### INPUT RECORDS

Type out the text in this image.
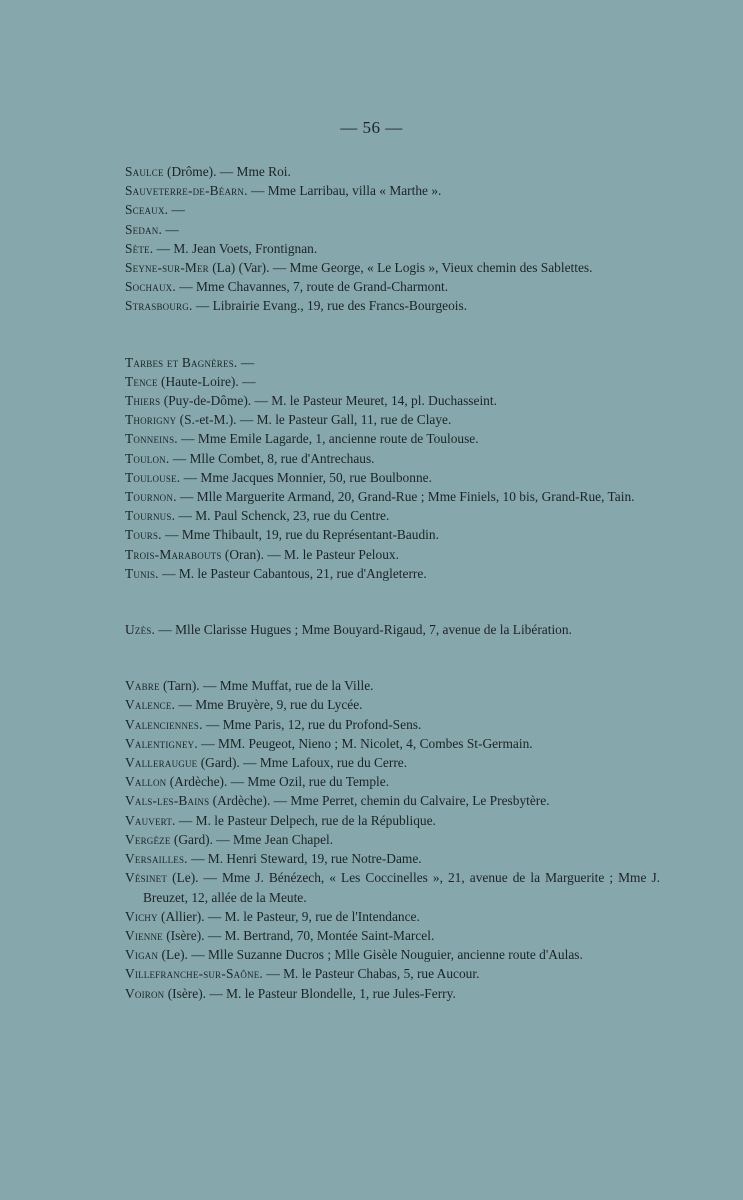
— 56 —
Saulce (Drôme). — Mme Roi.
Sauveterre-de-Béarn. — Mme Larribau, villa « Marthe ».
Sceaux. —
Sedan. —
Sète. — M. Jean Voets, Frontignan.
Seyne-sur-Mer (La) (Var). — Mme George, « Le Logis », Vieux chemin des Sablettes.
Sochaux. — Mme Chavannes, 7, route de Grand-Charmont.
Strasbourg. — Librairie Evang., 19, rue des Francs-Bourgeois.
Tarbes et Bagnères. —
Tence (Haute-Loire). —
Thiers (Puy-de-Dôme). — M. le Pasteur Meuret, 14, pl. Duchasseint.
Thorigny (S.-et-M.). — M. le Pasteur Gall, 11, rue de Claye.
Tonneins. — Mme Emile Lagarde, 1, ancienne route de Toulouse.
Toulon. — Mlle Combet, 8, rue d'Antrechaus.
Toulouse. — Mme Jacques Monnier, 50, rue Boulbonne.
Tournon. — Mlle Marguerite Armand, 20, Grand-Rue ; Mme Finiels, 10 bis, Grand-Rue, Tain.
Tournus. — M. Paul Schenck, 23, rue du Centre.
Tours. — Mme Thibault, 19, rue du Représentant-Baudin.
Trois-Marabouts (Oran). — M. le Pasteur Peloux.
Tunis. — M. le Pasteur Cabantous, 21, rue d'Angleterre.
Uzès. — Mlle Clarisse Hugues ; Mme Bouyard-Rigaud, 7, avenue de la Libération.
Vabre (Tarn). — Mme Muffat, rue de la Ville.
Valence. — Mme Bruyère, 9, rue du Lycée.
Valenciennes. — Mme Paris, 12, rue du Profond-Sens.
Valentigney. — MM. Peugeot, Nieno ; M. Nicolet, 4, Combes St-Germain.
Valleraugue (Gard). — Mme Lafoux, rue du Cerre.
Vallon (Ardèche). — Mme Ozil, rue du Temple.
Vals-les-Bains (Ardèche). — Mme Perret, chemin du Calvaire, Le Presbytère.
Vauvert. — M. le Pasteur Delpech, rue de la République.
Vergèze (Gard). — Mme Jean Chapel.
Versailles. — M. Henri Steward, 19, rue Notre-Dame.
Vésinet (Le). — Mme J. Bénézech, « Les Coccinelles », 21, avenue de la Marguerite ; Mme J. Breuzet, 12, allée de la Meute.
Vichy (Allier). — M. le Pasteur, 9, rue de l'Intendance.
Vienne (Isère). — M. Bertrand, 70, Montée Saint-Marcel.
Vigan (Le). — Mlle Suzanne Ducros ; Mlle Gisèle Nouguier, ancienne route d'Aulas.
Villefranche-sur-Saône. — M. le Pasteur Chabas, 5, rue Aucour.
Voiron (Isère). — M. le Pasteur Blondelle, 1, rue Jules-Ferry.
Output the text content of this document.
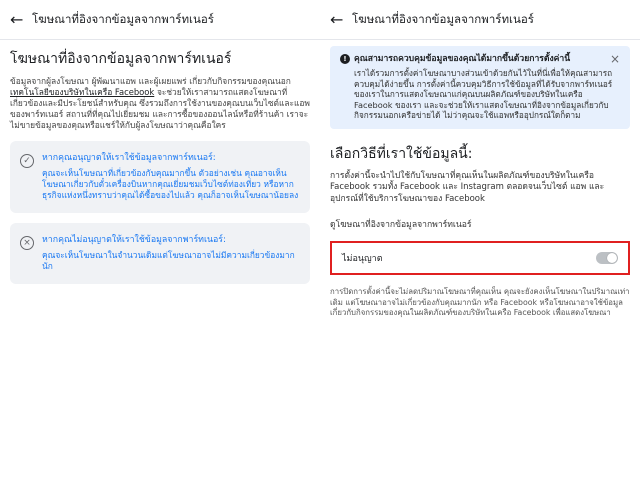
← โฆษณาที่อิงจากข้อมูลจากพาร์ทเนอร์
โฆษณาที่อิงจากข้อมูลจากพาร์ทเนอร์

ข้อมูลจากผู้ลงโฆษณา ผู้พัฒนาแอพ และผู้เผยแพร่ เกี่ยวกับกิจกรรมของคุณนอกเทคโนโลยีของบริษัทในเครือ Facebook จะช่วยให้เราสามารถแสดงโฆษณาที่เกี่ยวข้องและมีประโยชน์สำหรับคุณ ซึ่งรวมถึงการใช้งานของคุณบนเว็บไซต์และแอพของพาร์ทเนอร์ สถานที่ที่คุณไปเยี่ยมชม และการซื้อของออนไลน์หรือที่ร้านค้า เราจะไม่ขายข้อมูลของคุณหรือแชร์ให้กับผู้ลงโฆษณาว่าคุณคือใคร

✓	หากคุณอนุญาตให้เราใช้ข้อมูลจากพาร์ทเนอร์:
คุณจะเห็นโฆษณาที่เกี่ยวข้องกับคุณมากขึ้น ตัวอย่างเช่น คุณอาจเห็นโฆษณาเกี่ยวกับตั๋วเครื่องบินหากคุณเยี่ยมชมเว็บไซต์ท่องเที่ยว หรือหากธุรกิจแห่งหนึ่งทราบว่าคุณได้ซื้อของไปแล้ว คุณก็อาจเห็นโฆษณาน้อยลง
×	หากคุณไม่อนุญาตให้เราใช้ข้อมูลจากพาร์ทเนอร์:
คุณจะเห็นโฆษณาในจำนวนเดิมแต่โฆษณาอาจไม่มีความเกี่ยวข้องมากนัก
← โฆษณาที่อิงจากข้อมูลจากพาร์ทเนอร์
!	×
คุณสามารถควบคุมข้อมูลของคุณได้มากขึ้นด้วยการตั้งค่านี้
เราได้รวมการตั้งค่าโฆษณาบางส่วนเข้าด้วยกันไว้ในที่นี่เพื่อให้คุณสามารถควบคุมได้ง่ายขึ้น การตั้งค่านี้ควบคุมวิธีการใช้ข้อมูลที่ได้รับจากพาร์ทเนอร์ของเราในการแสดงโฆษณาแก่คุณบนผลิตภัณฑ์ของบริษัทในเครือ Facebook ของเรา และจะช่วยให้เราแสดงโฆษณาที่อิงจากข้อมูลเกี่ยวกับกิจกรรมนอกเครือข่ายได้ ไม่ว่าคุณจะใช้แอพหรืออุปกรณ์ใดก็ตาม
เลือกวิธีที่เราใช้ข้อมูลนี้:

การตั้งค่านี้จะนำไปใช้กับโฆษณาที่คุณเห็นในผลิตภัณฑ์ของบริษัทในเครือ Facebook รวมทั้ง Facebook และ Instagram ตลอดจนเว็บไซต์ แอพ และอุปกรณ์ที่ใช้บริการโฆษณาของ Facebook

ดูโฆษณาที่อิงจากข้อมูลจากพาร์ทเนอร์
ไม่อนุญาต

การปิดการตั้งค่านี้จะไม่ลดปริมาณโฆษณาที่คุณเห็น คุณจะยังคงเห็นโฆษณาในปริมาณเท่าเดิม แต่โฆษณาอาจไม่เกี่ยวข้องกับคุณมากนัก หรือ Facebook หรือโฆษณาอาจใช้ข้อมูลเกี่ยวกับกิจกรรมของคุณในผลิตภัณฑ์ของบริษัทในเครือ Facebook เพื่อแสดงโฆษณา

######

GIVEN PROBLEM: Where a line of the records above holds the word "ทในเคร", copy that line.

FULL OUTPUT:
ข้อมูลจากผู้ลงโฆษณา ผู้พัฒนาแอพ และผู้เผยแพร่ เกี่ยวกับกิจกรรมของคุณนอกเทคโนโลยีของบริษัทในเครือ Facebook จะช่วยให้เราสามารถแสดงโฆษณาที่เกี่ยวข้องและมีประโยชน์สำหรับคุณ ซึ่งรวมถึงการใช้งานของคุณบนเว็บไซต์และแอพของพาร์ทเนอร์ สถานที่ที่คุณไปเยี่ยมชม และการซื้อของออนไลน์หรือที่ร้านค้า เราจะไม่ขายข้อมูลของคุณหรือแชร์ให้กับผู้ลงโฆษณาว่าคุณคือใคร
เราได้รวมการตั้งค่าโฆษณาบางส่วนเข้าด้วยกันไว้ในที่นี่เพื่อให้คุณสามารถควบคุมได้ง่ายขึ้น การตั้งค่านี้ควบคุมวิธีการใช้ข้อมูลที่ได้รับจากพาร์ทเนอร์ของเราในการแสดงโฆษณาแก่คุณบนผลิตภัณฑ์ของบริษัทในเครือ Facebook ของเรา และจะช่วยให้เราแสดงโฆษณาที่อิงจากข้อมูลเกี่ยวกับกิจกรรมนอกเครือข่ายได้ ไม่ว่าคุณจะใช้แอพหรืออุปกรณ์ใดก็ตาม
การตั้งค่านี้จะนำไปใช้กับโฆษณาที่คุณเห็นในผลิตภัณฑ์ของบริษัทในเครือ Facebook รวมทั้ง Facebook และ Instagram ตลอดจนเว็บไซต์ แอพ และอุปกรณ์ที่ใช้บริการโฆษณาของ Facebook
การปิดการตั้งค่านี้จะไม่ลดปริมาณโฆษณาที่คุณเห็น คุณจะยังคงเห็นโฆษณาในปริมาณเท่าเดิม แต่โฆษณาอาจไม่เกี่ยวข้องกับคุณมากนัก หรือ Facebook หรือโฆษณาอาจใช้ข้อมูลเกี่ยวกับกิจกรรมของคุณในผลิตภัณฑ์ของบริษัทในเครือ Facebook เพื่อแสดงโฆษณา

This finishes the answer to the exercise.